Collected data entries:
────────────────

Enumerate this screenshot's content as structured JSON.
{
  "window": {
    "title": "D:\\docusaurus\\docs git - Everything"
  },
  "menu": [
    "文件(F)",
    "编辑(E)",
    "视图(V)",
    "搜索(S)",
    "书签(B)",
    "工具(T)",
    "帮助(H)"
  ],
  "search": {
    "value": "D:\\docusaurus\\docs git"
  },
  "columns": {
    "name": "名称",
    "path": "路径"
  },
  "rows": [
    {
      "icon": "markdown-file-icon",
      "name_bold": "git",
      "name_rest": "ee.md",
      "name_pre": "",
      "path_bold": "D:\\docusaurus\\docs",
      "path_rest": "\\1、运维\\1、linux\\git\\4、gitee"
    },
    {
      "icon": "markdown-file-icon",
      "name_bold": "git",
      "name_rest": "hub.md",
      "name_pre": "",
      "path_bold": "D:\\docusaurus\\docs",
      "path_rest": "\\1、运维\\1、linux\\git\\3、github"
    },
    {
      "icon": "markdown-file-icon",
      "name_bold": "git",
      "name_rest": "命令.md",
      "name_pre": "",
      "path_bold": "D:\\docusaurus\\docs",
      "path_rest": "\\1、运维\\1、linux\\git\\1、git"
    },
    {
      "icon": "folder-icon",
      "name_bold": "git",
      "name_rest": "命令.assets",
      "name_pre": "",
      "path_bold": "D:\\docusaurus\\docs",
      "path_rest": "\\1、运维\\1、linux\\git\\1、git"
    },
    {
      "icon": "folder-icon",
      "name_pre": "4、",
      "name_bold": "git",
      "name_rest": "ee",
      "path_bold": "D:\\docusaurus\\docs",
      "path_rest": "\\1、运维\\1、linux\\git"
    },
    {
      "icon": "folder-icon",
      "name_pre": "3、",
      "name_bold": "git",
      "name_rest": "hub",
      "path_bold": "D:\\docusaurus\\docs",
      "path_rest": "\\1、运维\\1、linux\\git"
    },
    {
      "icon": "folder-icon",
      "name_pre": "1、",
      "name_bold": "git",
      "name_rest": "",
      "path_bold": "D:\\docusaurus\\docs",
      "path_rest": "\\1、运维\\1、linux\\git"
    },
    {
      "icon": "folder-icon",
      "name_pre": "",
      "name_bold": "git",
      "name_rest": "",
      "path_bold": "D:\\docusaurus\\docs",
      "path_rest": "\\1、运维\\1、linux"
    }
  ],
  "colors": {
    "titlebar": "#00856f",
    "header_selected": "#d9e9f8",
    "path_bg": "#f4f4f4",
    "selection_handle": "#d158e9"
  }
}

────────────────

Return all of the entries word for word.

Enumerate this screenshot's content as structured JSON.
{
  "window": {
    "title": "D:\\docusaurus\\docs git - Everything"
  },
  "menu": [
    "文件(F)",
    "编辑(E)",
    "视图(V)",
    "搜索(S)",
    "书签(B)",
    "工具(T)",
    "帮助(H)"
  ],
  "search": {
    "value": "D:\\docusaurus\\docs git"
  },
  "columns": {
    "name": "名称",
    "path": "路径"
  },
  "rows": [
    {
      "icon": "markdown-file-icon",
      "name_bold": "git",
      "name_rest": "ee.md",
      "name_pre": "",
      "path_bold": "D:\\docusaurus\\docs",
      "path_rest": "\\1、运维\\1、linux\\git\\4、gitee"
    },
    {
      "icon": "markdown-file-icon",
      "name_bold": "git",
      "name_rest": "hub.md",
      "name_pre": "",
      "path_bold": "D:\\docusaurus\\docs",
      "path_rest": "\\1、运维\\1、linux\\git\\3、github"
    },
    {
      "icon": "markdown-file-icon",
      "name_bold": "git",
      "name_rest": "命令.md",
      "name_pre": "",
      "path_bold": "D:\\docusaurus\\docs",
      "path_rest": "\\1、运维\\1、linux\\git\\1、git"
    },
    {
      "icon": "folder-icon",
      "name_bold": "git",
      "name_rest": "命令.assets",
      "name_pre": "",
      "path_bold": "D:\\docusaurus\\docs",
      "path_rest": "\\1、运维\\1、linux\\git\\1、git"
    },
    {
      "icon": "folder-icon",
      "name_pre": "4、",
      "name_bold": "git",
      "name_rest": "ee",
      "path_bold": "D:\\docusaurus\\docs",
      "path_rest": "\\1、运维\\1、linux\\git"
    },
    {
      "icon": "folder-icon",
      "name_pre": "3、",
      "name_bold": "git",
      "name_rest": "hub",
      "path_bold": "D:\\docusaurus\\docs",
      "path_rest": "\\1、运维\\1、linux\\git"
    },
    {
      "icon": "folder-icon",
      "name_pre": "1、",
      "name_bold": "git",
      "name_rest": "",
      "path_bold": "D:\\docusaurus\\docs",
      "path_rest": "\\1、运维\\1、linux\\git"
    },
    {
      "icon": "folder-icon",
      "name_pre": "",
      "name_bold": "git",
      "name_rest": "",
      "path_bold": "D:\\docusaurus\\docs",
      "path_rest": "\\1、运维\\1、linux"
    }
  ],
  "colors": {
    "titlebar": "#00856f",
    "header_selected": "#d9e9f8",
    "path_bg": "#f4f4f4",
    "selection_handle": "#d158e9"
  }
}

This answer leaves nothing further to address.